[Collected data]

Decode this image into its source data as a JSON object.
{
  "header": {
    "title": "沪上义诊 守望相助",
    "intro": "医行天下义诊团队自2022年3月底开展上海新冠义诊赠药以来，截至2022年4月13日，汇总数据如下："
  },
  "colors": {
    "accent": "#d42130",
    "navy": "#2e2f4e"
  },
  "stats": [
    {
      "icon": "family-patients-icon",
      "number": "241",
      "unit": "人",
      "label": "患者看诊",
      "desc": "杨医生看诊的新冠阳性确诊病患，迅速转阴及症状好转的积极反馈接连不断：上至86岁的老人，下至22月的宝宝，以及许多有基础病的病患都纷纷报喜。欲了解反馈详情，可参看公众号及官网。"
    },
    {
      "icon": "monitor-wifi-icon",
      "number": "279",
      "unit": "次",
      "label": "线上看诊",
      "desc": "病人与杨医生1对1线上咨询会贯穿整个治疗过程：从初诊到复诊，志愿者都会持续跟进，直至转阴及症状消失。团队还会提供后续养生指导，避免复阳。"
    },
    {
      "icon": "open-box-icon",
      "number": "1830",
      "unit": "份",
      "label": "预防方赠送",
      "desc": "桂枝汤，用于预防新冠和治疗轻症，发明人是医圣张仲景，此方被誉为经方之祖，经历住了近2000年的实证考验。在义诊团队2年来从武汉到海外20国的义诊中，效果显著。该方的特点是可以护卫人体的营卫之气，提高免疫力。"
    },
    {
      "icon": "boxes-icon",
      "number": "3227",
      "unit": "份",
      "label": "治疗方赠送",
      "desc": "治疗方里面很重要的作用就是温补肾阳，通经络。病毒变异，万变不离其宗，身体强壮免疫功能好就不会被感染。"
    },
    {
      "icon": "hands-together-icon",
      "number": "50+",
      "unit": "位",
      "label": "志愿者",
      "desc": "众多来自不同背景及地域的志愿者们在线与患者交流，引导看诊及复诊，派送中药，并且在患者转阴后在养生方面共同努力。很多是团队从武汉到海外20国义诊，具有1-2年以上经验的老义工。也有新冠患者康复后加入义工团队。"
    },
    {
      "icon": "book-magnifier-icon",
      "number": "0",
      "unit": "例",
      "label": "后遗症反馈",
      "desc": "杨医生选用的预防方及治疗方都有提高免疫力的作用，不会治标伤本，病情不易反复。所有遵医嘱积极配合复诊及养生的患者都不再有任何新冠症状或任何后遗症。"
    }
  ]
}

### [Task directions]
Which lines above hold the word "icon"? Copy each of them.

### [Expected answer]
      "icon": "family-patients-icon",
      "icon": "monitor-wifi-icon",
      "icon": "open-box-icon",
      "icon": "boxes-icon",
      "icon": "hands-together-icon",
      "icon": "book-magnifier-icon",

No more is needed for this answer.